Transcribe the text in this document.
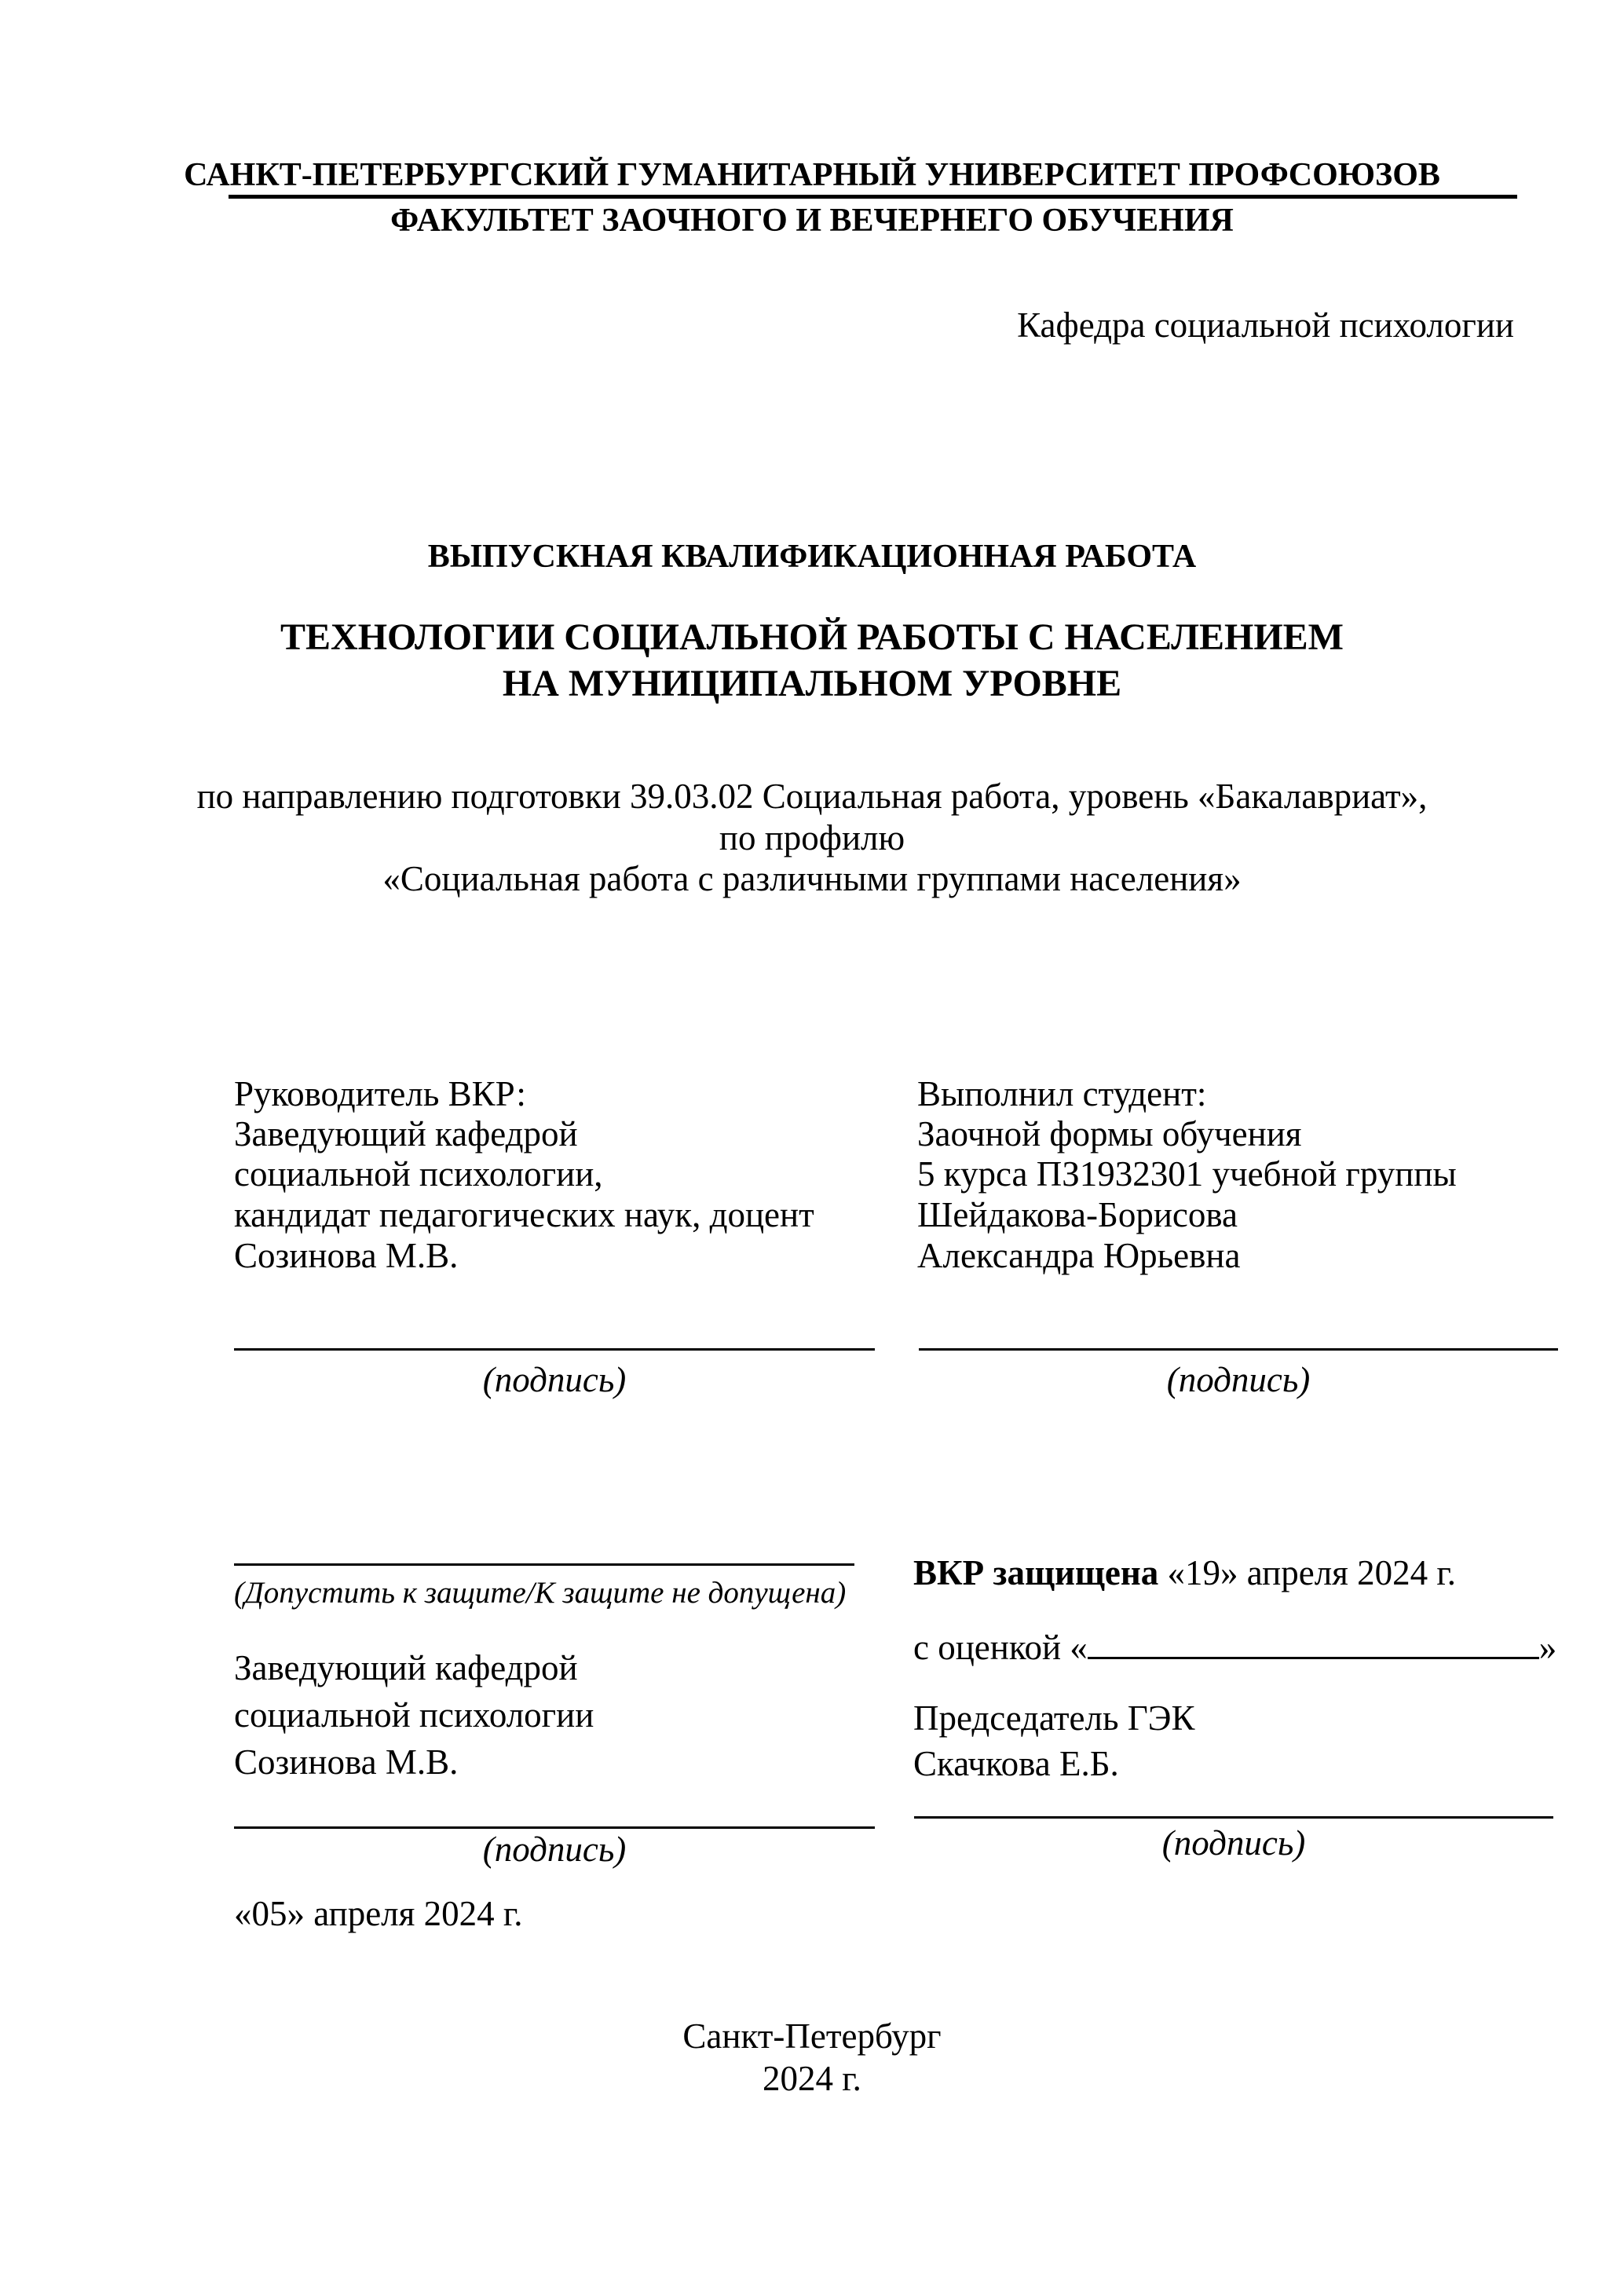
САНКТ-ПЕТЕРБУРГСКИЙ ГУМАНИТАРНЫЙ УНИВЕРСИТЕТ ПРОФСОЮЗОВ
ФАКУЛЬТЕТ ЗАОЧНОГО И ВЕЧЕРНЕГО ОБУЧЕНИЯ
Кафедра социальной психологии
ВЫПУСКНАЯ КВАЛИФИКАЦИОННАЯ РАБОТА
ТЕХНОЛОГИИ СОЦИАЛЬНОЙ РАБОТЫ С НАСЕЛЕНИЕМ
НА МУНИЦИПАЛЬНОМ УРОВНЕ
по направлению подготовки 39.03.02 Социальная работа, уровень «Бакалавриат»,
по профилю
«Социальная работа с различными группами населения»
Руководитель ВКР:
Заведующий кафедрой
социальной психологии,
кандидат педагогических наук, доцент
Созинова М.В.
(подпись)
Выполнил студент:
Заочной формы обучения
5 курса ПЗ1932301 учебной группы
Шейдакова-Борисова
Александра Юрьевна
(подпись)
(Допустить к защите/К защите не допущена)
Заведующий кафедрой
социальной психологии
Созинова М.В.
(подпись)
«05» апреля 2024 г.
ВКР защищена «19» апреля 2024 г.
с оценкой «	»
Председатель ГЭК
Скачкова Е.Б.
(подпись)
Санкт-Петербург
2024 г.
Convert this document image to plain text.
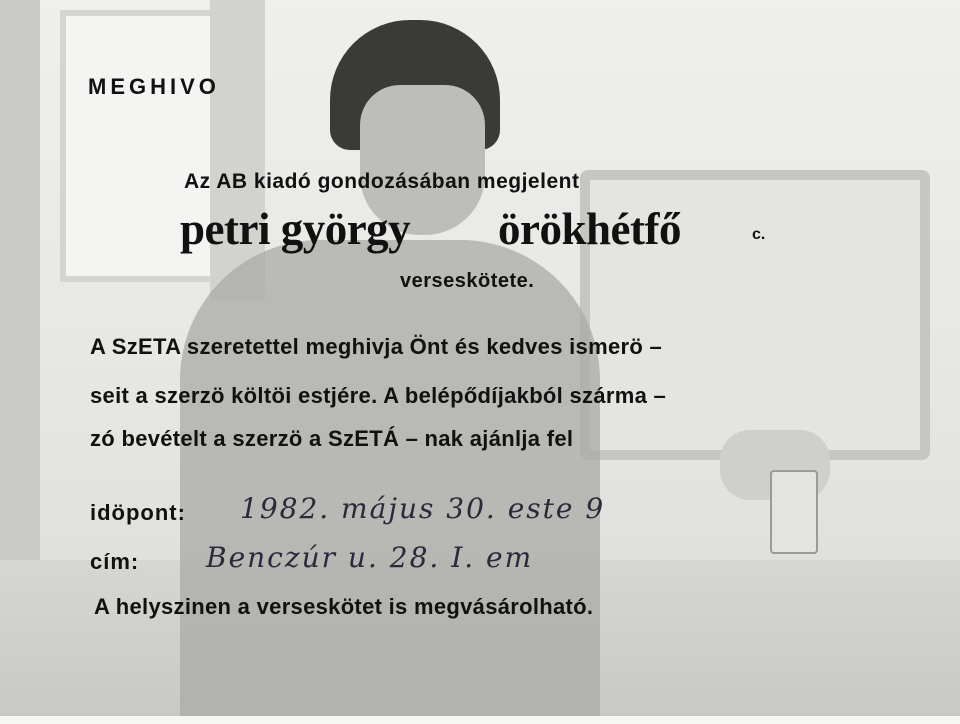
MEGHIVO
Az AB kiadó gondozásában megjelent
petri györgy örökhétfő	c.
verseskötete.
A SzETA szeretettel meghivja Önt és kedves ismerö –
seit a szerzö költöi estjére. A belépődíjakból szárma –
zó bevételt a szerzö a SzETÁ – nak ajánlja fel
idöpont: 1982. május 30. este 9
cím: Benczúr u. 28. I. em
A helyszinen a verseskötet is megvásárolható.
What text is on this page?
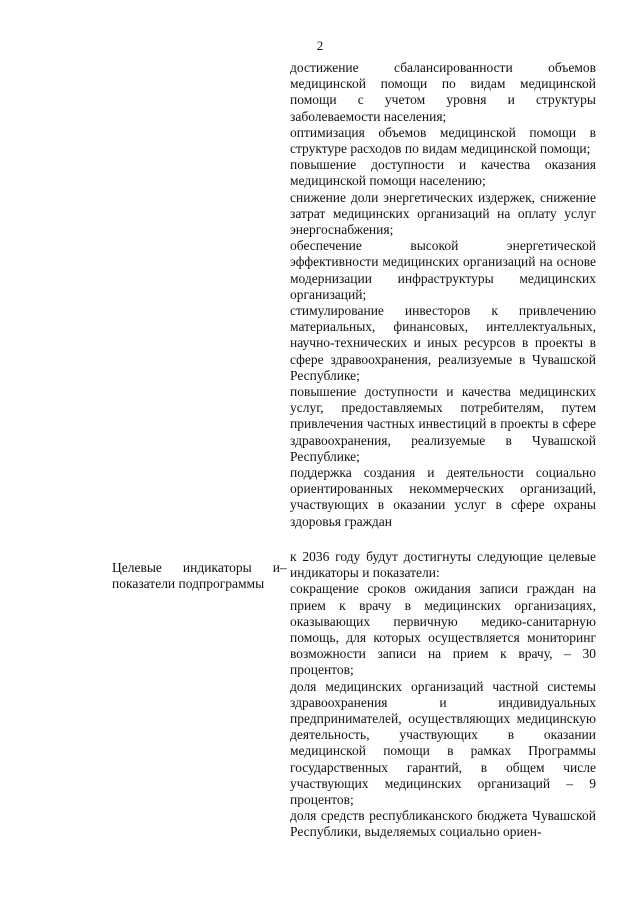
2

достижение сбалансированности объемов медицинской помощи по видам медицинской помощи с учетом уровня и структуры заболеваемости населения;

оптимизация объемов медицинской помощи в структуре расходов по видам медицинской помощи;

повышение доступности и качества оказания медицинской помощи населению;

снижение доли энергетических издержек, снижение затрат медицинских организаций на оплату услуг энергоснабжения;

обеспечение высокой энергетической эффективности медицинских организаций на основе модернизации инфраструктуры медицинских организаций;

стимулирование инвесторов к привлечению материальных, финансовых, интеллектуальных, научно-технических и иных ресурсов в проекты в сфере здравоохранения, реализуемые в Чувашской Республике;

повышение доступности и качества медицинских услуг, предоставляемых потребителям, путем привлечения частных инвестиций в проекты в сфере здравоохранения, реализуемые в Чувашской Республике;

поддержка создания и деятельности социально ориентированных некоммерческих организаций, участвующих в оказании услуг в сфере охраны здоровья граждан

Целевые индикаторы и показатели подпрограммы
–

к 2036 году будут достигнуты следующие целевые индикаторы и показатели:

сокращение сроков ожидания записи граждан на прием к врачу в медицинских организациях, оказывающих первичную медико-санитарную помощь, для которых осуществляется мониторинг возможности записи на прием к врачу, – 30 процентов;

доля медицинских организаций частной системы здравоохранения и индивидуальных предпринимателей, осуществляющих медицинскую деятельность, участвующих в оказании медицинской помощи в рамках Программы государственных гарантий, в общем числе участвующих медицинских организаций – 9 процентов;

доля средств республиканского бюджета Чувашской Республики, выделяемых социально ориен-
================
Return only the number of lines in the preceding records that contain the string "качества".

### Task answer
2